What the task requires: In the piece on competition and antitrust enforcement, repeat word for word the part that opens with "Phil Weiser, Candidate" and closes with "opportunities for entrepreneurs.".

Document:
Republished with permission. Original post:

Phil Weiser, Candidate for Colorado Attorney General

Promoting Competition and Entrepreneurship

When powered by competition, the US economy is at its best, providing innovative products at low prices for consumers and opportunities for entrepreneurs to create new and exciting businesses and high-paying jobs. At its worst, monopolies or oligopolies gouge consumers and stifle innovation and opportunities for entrepreneurs.

In our economy, consumers get better choices and prices when companies battle it out in the marketplace to win over customers. By contrast, when companies merge so that they can raise prices or fix prices rather than compete, consumers lose. The antitrust laws protect consumers and protect workers by preventing mergers that limit competition, destroy jobs, and raise prices. The antitrust laws also ensure that entrepreneurs have an opportunity to enter new markets and are not excluded by dominant firms who use predatory practices to protect their position in the market.

I have spent much of my legal career over the past twenty years fighting for competition, consumers, and entrepreneurs. As our next Attorney General, I will continue that fight, and I will vigorously enforce the law to protect competition for Colorado's consumers and entrepreneurs.

Fighting for Competition

In 1996, I joined the US Department of Justice's Antitrust Division as the counsel to the Assistant Attorney General. In that role, I participated in a ground-breaking investigation of the major credit card companies and spearheaded the Antitrust Division's efforts to bring competition into telecommunications markets. I rejoined the Division in 2009, when President Obama appointed me Deputy Assistant Attorney General. There, I strengthened the rules barring anticompetitive mergers, fought for competition in agriculture so farmers could get a fair price for their crops, and worked with other federal agencies to promote competition across the economy.

As Colorado's next Attorney General, I will ensure that our antitrust laws are enforced effectively to protect Colorado consumers and entrepreneurs. We need to stand up against the troubling wave of mergers and industry consolidation that have led to higher prices and lower quality offerings in many sectors-like those we have seen in the airline industry. And I will take strong enforcement action when companies fix prices, as a number of State AGs have done against a price-fixing cartel for generic drugs, which led prices to rise from $20/bottle to almost $2,000/bottle. That sort of price increase does not happen in a competitive marketplace, and we cannot let Colorado consumers suffer at the hands of such illegal behavior.

Recorded data:
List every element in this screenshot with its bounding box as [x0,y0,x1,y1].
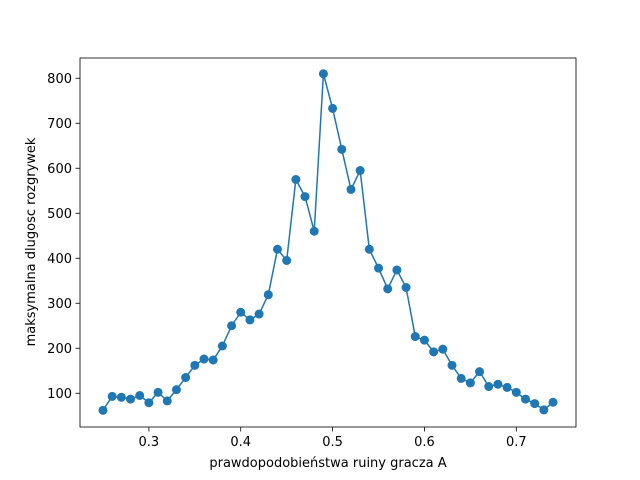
y-axis-label: maksymalna dlugosc rozgrywek [24,137,39,346]
y-tick-label: 600 [47,162,72,177]
data-point [116,392,126,402]
data-point [144,398,154,408]
y-tick-label: 400 [47,252,72,267]
data-point [208,355,218,365]
data-point [328,103,338,113]
data-point [318,69,328,79]
x-tick-label: 0.7 [506,435,527,450]
data-point [438,344,448,354]
data-point [98,405,108,415]
data-point [374,263,384,273]
x-axis-label: prawdopodobieństwa ruiny gracza A [209,456,446,471]
data-point [300,192,310,202]
data-point [429,347,439,357]
data-point [419,335,429,345]
y-axis: 100 200 300 400 500 600 700 800 [47,72,80,402]
data-point [410,332,420,342]
axes-frame [79,57,577,428]
data-point [493,379,503,389]
data-point [364,244,374,254]
data-point [401,283,411,292]
data-point [456,373,466,383]
plot-area [98,69,558,415]
data-point [520,394,530,404]
data-point [484,382,494,391]
data-point [217,341,227,351]
data-point [181,373,191,382]
data-point [337,144,347,154]
data-point [263,290,273,300]
x-tick-label: 0.3 [139,435,160,450]
data-point [502,382,512,392]
data-point [346,184,356,194]
data-point [383,284,393,294]
data-point [227,321,237,331]
data-point [447,360,457,370]
data-point [272,244,282,254]
data-point [153,387,163,397]
y-tick-label: 100 [47,387,72,402]
data-point [190,360,200,370]
x-axis: 0.3 0.4 0.5 0.6 0.7 [139,427,527,450]
data-point [135,391,145,400]
data-point [530,399,540,409]
y-tick-label: 700 [47,117,72,132]
y-tick-label: 800 [47,72,72,87]
y-tick-label: 300 [47,297,72,312]
data-point [539,405,549,415]
data-point [355,166,365,175]
data-point [245,315,255,325]
data-point [309,226,319,236]
x-tick-label: 0.5 [322,435,343,450]
data-point [236,307,246,317]
data-point [254,309,264,319]
data-point [107,391,117,401]
data-point [199,354,209,364]
y-tick-label: 500 [47,207,72,222]
data-point [465,378,475,388]
data-point [392,265,402,275]
x-tick-label: 0.6 [414,435,435,450]
data-point [291,175,301,184]
data-point [475,367,485,377]
y-tick-label: 200 [47,342,72,357]
data-point [282,256,292,265]
data-point [126,394,136,404]
data-point [511,387,521,397]
data-point [548,397,558,407]
data-point [171,385,181,395]
x-tick-label: 0.4 [230,435,251,450]
data-point [162,396,172,406]
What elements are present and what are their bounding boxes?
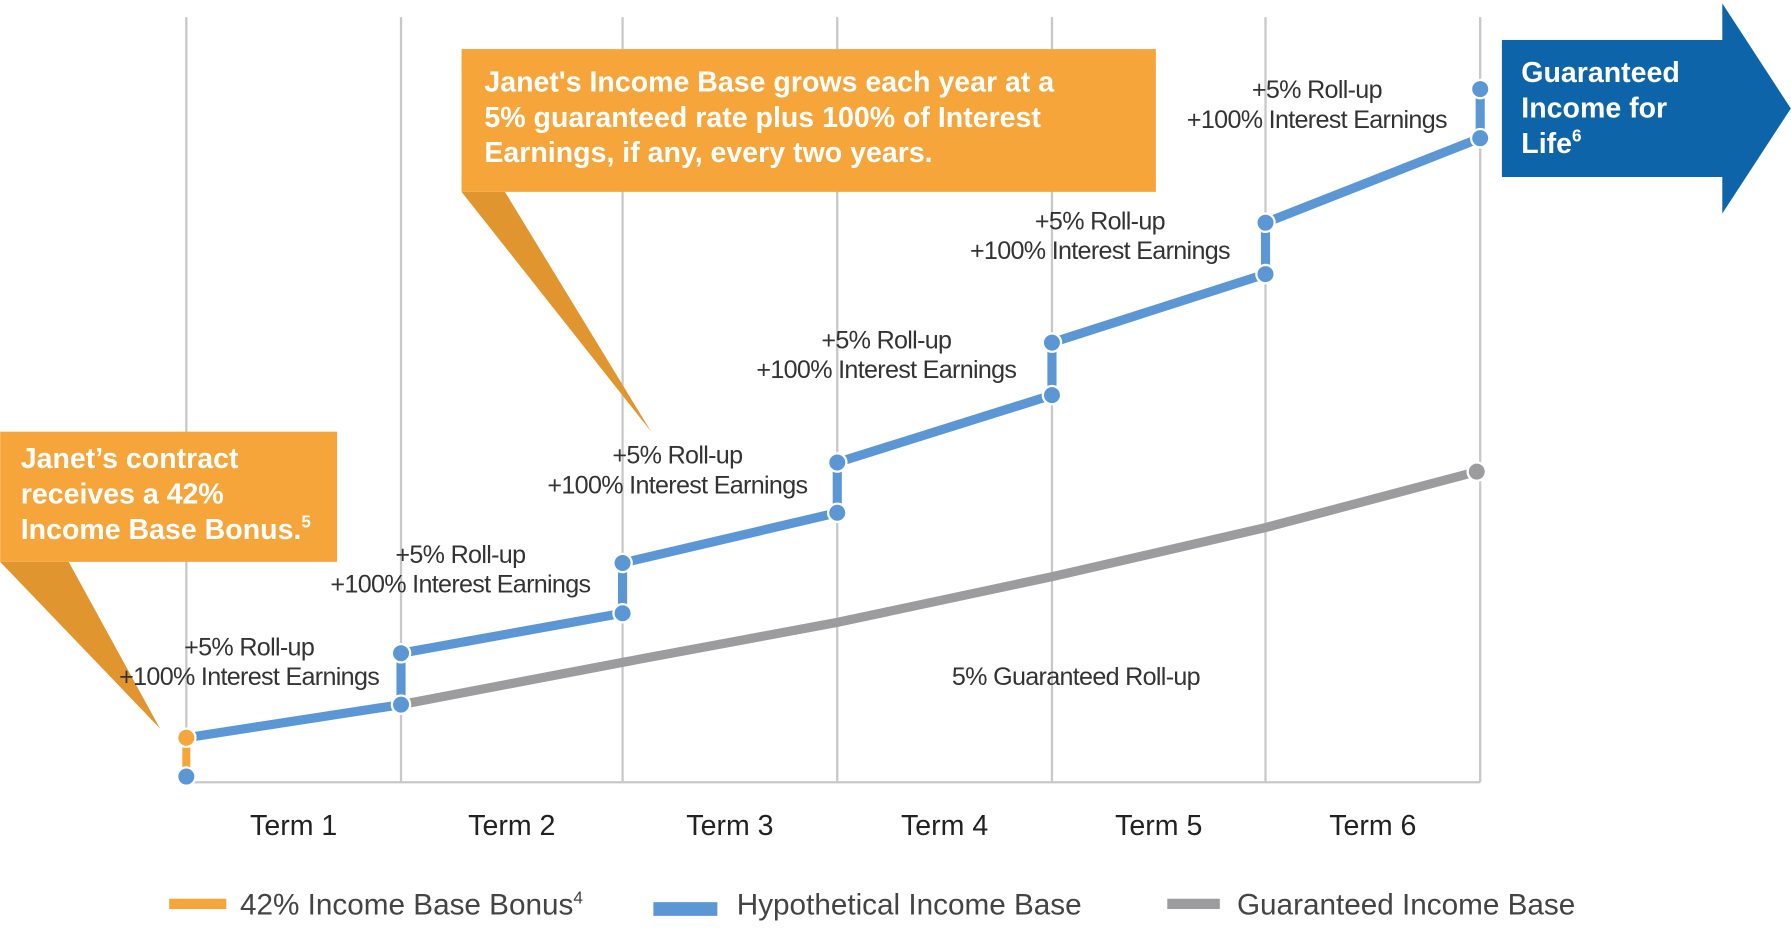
callout-box — [461, 49, 1156, 192]
callout-line: Janet's Income Base grows each year at a — [484, 66, 1055, 98]
callout-line: Guaranteed — [1521, 57, 1680, 89]
callout-text: Income Base Bonus.5 — [21, 513, 312, 546]
legend-label: 42% Income Base Bonus4 — [240, 888, 583, 921]
step-label: +100% Interest Earnings — [547, 471, 807, 499]
callout-pointer — [0, 561, 161, 729]
callout-text: Janet's Income Base grows each year at a — [484, 66, 1055, 98]
step-label: +100% Interest Earnings — [119, 663, 379, 691]
legend-text: Guaranteed Income Base — [1237, 889, 1575, 922]
legend-swatch — [653, 902, 718, 916]
step-label: +100% Interest Earnings — [756, 356, 1016, 384]
callout-text: Income for — [1521, 93, 1667, 125]
legend-text: Hypothetical Income Base — [737, 889, 1082, 922]
callout-line: 5% guaranteed rate plus 100% of Interest — [484, 102, 1041, 134]
callout-text: Life6 — [1521, 127, 1581, 160]
step-label: +100% Interest Earnings — [1187, 106, 1447, 134]
term-label: Term 5 — [1115, 810, 1202, 842]
term-label: Term 3 — [686, 810, 773, 842]
legend-text: 42% Income Base Bonus — [240, 889, 573, 922]
callout-text: Guaranteed — [1521, 57, 1680, 89]
callout-text: 5% guaranteed rate plus 100% of Interest — [484, 102, 1041, 134]
callout-box — [0, 431, 338, 562]
dots — [176, 78, 1491, 787]
legend-label: Hypothetical Income Base — [737, 889, 1082, 922]
guaranteed-line — [400, 467, 1478, 710]
callout-line: Janet’s contract — [21, 443, 239, 475]
superscript: 5 — [301, 513, 311, 532]
step-label: +100% Interest Earnings — [970, 237, 1230, 265]
arrow — [1501, 3, 1791, 214]
step-label: +5% Roll-up — [821, 326, 951, 354]
term-label: Term 1 — [250, 810, 337, 842]
step-label: +100% Interest Earnings — [330, 571, 590, 599]
series-label: 5% Guaranteed Roll-up — [952, 663, 1200, 691]
callout-line: Life — [1521, 128, 1572, 160]
legend-label: Guaranteed Income Base — [1237, 889, 1575, 922]
callout-line: Income Base Bonus. — [21, 514, 302, 546]
term-label: Term 4 — [901, 810, 988, 842]
step-label: +5% Roll-up — [612, 442, 742, 470]
callout-line: receives a 42% — [21, 479, 224, 511]
callout-text: receives a 42% — [21, 479, 224, 511]
step-label: +5% Roll-up — [1035, 208, 1165, 236]
term-label: Term 2 — [468, 810, 555, 842]
term-label: Term 6 — [1329, 810, 1416, 842]
step-label: +5% Roll-up — [395, 541, 525, 569]
legend-swatch — [1167, 898, 1220, 910]
callout-text: Janet’s contract — [21, 443, 239, 475]
callout-line: Income for — [1521, 93, 1667, 125]
superscript: 6 — [1572, 127, 1582, 146]
step-label: +5% Roll-up — [184, 633, 314, 661]
step-label: +5% Roll-up — [1252, 76, 1382, 104]
callout-text: Earnings, if any, every two years. — [484, 137, 932, 169]
callout-line: Earnings, if any, every two years. — [484, 137, 932, 169]
legend-swatch — [169, 898, 227, 910]
superscript: 4 — [573, 888, 583, 907]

Answer to this task:
Phil Weiser, Candidate for Colorado Attorney General

Promoting Competition and Entrepreneurship

When powered by competition, the US economy is at its best, providing innovative products at low prices for consumers and opportunities for entrepreneurs to create new and exciting businesses and high-paying jobs. At its worst, monopolies or oligopolies gouge consumers and stifle innovation and opportunities for entrepreneurs.